Your instructions: Gather all lines in the data that hold the string "this".

☆ ☆ ☆ ☆

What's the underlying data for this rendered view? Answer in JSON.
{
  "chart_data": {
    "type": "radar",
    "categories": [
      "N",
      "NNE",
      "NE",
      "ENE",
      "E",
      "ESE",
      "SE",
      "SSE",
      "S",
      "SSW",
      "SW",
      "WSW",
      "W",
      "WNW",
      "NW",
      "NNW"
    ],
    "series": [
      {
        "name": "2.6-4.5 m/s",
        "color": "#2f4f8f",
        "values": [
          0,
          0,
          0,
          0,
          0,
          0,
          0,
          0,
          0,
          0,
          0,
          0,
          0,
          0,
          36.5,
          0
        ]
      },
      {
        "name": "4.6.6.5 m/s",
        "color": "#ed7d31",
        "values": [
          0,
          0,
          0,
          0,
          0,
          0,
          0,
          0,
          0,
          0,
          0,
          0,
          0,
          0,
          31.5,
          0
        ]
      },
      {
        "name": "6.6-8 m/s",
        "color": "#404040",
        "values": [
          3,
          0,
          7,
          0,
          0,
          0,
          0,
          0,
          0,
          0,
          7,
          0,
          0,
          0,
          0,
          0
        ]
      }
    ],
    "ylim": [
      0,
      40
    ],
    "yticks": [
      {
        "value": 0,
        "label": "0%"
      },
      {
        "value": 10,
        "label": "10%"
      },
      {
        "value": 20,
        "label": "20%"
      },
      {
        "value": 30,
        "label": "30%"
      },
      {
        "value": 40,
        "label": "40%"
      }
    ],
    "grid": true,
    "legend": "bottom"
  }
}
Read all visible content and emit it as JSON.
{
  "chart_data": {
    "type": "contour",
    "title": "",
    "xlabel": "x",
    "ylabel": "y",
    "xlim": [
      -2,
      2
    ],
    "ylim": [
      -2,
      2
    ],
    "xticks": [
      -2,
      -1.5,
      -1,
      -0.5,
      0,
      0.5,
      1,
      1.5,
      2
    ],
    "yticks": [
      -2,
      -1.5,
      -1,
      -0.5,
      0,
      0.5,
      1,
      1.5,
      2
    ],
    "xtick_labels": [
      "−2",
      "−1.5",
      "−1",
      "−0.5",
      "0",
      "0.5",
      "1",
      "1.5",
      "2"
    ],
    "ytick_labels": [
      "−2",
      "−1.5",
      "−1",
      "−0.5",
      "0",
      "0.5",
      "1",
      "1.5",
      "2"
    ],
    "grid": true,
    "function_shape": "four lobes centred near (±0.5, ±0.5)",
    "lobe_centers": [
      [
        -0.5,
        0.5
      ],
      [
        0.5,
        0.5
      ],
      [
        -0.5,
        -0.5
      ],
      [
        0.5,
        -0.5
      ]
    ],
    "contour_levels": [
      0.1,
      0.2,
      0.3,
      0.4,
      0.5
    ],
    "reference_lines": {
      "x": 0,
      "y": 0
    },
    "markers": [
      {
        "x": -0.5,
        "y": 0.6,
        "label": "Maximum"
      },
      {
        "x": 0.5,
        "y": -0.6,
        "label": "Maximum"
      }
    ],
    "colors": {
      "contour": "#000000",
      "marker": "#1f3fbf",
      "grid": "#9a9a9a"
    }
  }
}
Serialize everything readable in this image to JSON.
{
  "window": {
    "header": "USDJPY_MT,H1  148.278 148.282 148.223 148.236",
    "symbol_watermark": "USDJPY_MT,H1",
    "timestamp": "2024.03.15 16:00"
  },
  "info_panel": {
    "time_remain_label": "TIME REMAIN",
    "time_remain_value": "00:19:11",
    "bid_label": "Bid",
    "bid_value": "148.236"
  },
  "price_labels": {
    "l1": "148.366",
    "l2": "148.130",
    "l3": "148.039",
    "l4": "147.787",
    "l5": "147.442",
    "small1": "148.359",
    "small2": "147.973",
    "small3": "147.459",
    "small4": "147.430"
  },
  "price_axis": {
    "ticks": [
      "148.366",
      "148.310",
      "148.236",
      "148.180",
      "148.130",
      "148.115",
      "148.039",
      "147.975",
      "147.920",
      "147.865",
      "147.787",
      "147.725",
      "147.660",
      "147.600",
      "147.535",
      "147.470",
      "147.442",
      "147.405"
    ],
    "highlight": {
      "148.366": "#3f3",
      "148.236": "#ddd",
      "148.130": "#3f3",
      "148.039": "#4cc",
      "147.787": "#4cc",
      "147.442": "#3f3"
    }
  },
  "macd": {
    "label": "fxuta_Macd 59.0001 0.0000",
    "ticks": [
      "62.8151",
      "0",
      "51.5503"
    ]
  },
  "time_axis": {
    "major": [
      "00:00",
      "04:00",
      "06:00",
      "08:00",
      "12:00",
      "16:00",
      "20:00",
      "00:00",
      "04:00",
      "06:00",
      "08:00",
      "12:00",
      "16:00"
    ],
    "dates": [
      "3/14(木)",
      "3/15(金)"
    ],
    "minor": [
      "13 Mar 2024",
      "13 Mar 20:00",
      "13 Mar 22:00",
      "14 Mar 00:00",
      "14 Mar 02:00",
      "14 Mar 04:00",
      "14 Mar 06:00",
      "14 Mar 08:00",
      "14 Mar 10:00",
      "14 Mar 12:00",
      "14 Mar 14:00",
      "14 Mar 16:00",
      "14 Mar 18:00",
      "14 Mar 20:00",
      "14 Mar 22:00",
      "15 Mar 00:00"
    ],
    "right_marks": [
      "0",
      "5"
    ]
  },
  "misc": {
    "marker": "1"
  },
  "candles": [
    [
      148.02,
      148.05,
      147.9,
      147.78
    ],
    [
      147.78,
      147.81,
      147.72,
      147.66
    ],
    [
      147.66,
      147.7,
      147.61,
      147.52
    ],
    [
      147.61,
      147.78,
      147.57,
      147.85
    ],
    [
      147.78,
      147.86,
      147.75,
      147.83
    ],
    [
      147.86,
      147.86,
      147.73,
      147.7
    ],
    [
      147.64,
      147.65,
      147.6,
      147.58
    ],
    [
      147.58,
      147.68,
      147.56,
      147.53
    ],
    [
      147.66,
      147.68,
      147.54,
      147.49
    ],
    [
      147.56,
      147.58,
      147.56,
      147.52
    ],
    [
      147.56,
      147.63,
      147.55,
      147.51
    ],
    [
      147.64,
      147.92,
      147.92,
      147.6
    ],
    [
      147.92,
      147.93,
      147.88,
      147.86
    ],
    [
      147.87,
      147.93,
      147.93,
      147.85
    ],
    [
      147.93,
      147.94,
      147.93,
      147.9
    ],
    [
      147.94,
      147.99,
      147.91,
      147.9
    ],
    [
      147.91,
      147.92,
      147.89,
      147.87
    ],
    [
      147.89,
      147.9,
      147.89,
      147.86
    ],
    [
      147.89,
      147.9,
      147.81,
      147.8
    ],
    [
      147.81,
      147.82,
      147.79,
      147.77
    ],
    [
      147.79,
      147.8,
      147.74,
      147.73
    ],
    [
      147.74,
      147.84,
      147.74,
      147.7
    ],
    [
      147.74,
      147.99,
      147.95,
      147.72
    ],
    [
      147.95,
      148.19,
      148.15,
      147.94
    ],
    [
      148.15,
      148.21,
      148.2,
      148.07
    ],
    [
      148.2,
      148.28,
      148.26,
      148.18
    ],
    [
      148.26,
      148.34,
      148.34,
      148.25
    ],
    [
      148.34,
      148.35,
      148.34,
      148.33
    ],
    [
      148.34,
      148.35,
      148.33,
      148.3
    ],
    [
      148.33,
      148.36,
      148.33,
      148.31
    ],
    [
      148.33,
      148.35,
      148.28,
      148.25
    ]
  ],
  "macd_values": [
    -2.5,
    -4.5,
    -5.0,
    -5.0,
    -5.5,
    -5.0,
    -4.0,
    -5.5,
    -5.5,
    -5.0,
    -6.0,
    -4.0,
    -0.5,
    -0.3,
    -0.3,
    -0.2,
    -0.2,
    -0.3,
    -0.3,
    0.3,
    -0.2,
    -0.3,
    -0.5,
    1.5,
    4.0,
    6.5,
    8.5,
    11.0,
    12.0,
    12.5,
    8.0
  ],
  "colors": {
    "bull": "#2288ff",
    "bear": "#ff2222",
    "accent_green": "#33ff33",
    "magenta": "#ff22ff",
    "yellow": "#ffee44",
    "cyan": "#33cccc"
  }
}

☆ ☆ ☆ ☆

Final result:
What's the underlying data for this rendered view? Answer in JSON.
Serialize everything readable in this image to JSON.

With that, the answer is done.